Work request: Find the string "February" in the data, and copy out each line that has it.

:: Supplied records ::

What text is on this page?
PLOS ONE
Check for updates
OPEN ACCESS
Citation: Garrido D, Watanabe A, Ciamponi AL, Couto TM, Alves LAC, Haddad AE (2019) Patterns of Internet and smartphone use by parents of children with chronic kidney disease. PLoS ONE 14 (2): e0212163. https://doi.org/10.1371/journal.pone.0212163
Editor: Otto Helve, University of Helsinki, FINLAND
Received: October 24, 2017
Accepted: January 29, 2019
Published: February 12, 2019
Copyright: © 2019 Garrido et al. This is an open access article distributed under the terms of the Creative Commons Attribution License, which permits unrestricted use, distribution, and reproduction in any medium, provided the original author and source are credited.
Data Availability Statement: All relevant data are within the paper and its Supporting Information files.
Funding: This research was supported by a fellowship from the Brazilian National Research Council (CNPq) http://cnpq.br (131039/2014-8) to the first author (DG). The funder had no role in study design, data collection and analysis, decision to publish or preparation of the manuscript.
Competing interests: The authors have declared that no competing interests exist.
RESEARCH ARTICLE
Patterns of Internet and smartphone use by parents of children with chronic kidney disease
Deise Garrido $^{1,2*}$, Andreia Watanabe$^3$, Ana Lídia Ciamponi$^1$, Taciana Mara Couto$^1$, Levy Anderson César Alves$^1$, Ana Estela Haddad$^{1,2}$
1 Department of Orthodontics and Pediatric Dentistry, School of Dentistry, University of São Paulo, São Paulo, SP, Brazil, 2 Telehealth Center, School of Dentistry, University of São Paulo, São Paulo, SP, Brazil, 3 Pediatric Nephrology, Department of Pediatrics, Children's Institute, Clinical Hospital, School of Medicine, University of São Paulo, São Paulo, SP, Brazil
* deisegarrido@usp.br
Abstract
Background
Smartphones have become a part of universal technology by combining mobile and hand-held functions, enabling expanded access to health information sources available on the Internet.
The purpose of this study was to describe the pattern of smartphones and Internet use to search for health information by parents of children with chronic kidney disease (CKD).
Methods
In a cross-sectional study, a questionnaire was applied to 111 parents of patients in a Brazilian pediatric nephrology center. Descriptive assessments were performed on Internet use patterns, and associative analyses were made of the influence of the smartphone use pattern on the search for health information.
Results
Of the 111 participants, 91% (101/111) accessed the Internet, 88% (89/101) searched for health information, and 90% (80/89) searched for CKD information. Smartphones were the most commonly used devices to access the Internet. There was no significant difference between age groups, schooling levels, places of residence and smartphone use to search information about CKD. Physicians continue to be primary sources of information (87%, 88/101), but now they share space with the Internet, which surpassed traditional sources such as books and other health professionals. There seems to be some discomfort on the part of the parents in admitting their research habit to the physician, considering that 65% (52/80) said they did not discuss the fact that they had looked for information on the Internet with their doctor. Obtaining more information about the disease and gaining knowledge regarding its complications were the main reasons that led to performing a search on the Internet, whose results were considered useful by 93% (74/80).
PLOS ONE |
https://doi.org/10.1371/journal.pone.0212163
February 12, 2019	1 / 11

:::

Final answer:
Published: February 12, 2019
February 12, 2019	1 / 11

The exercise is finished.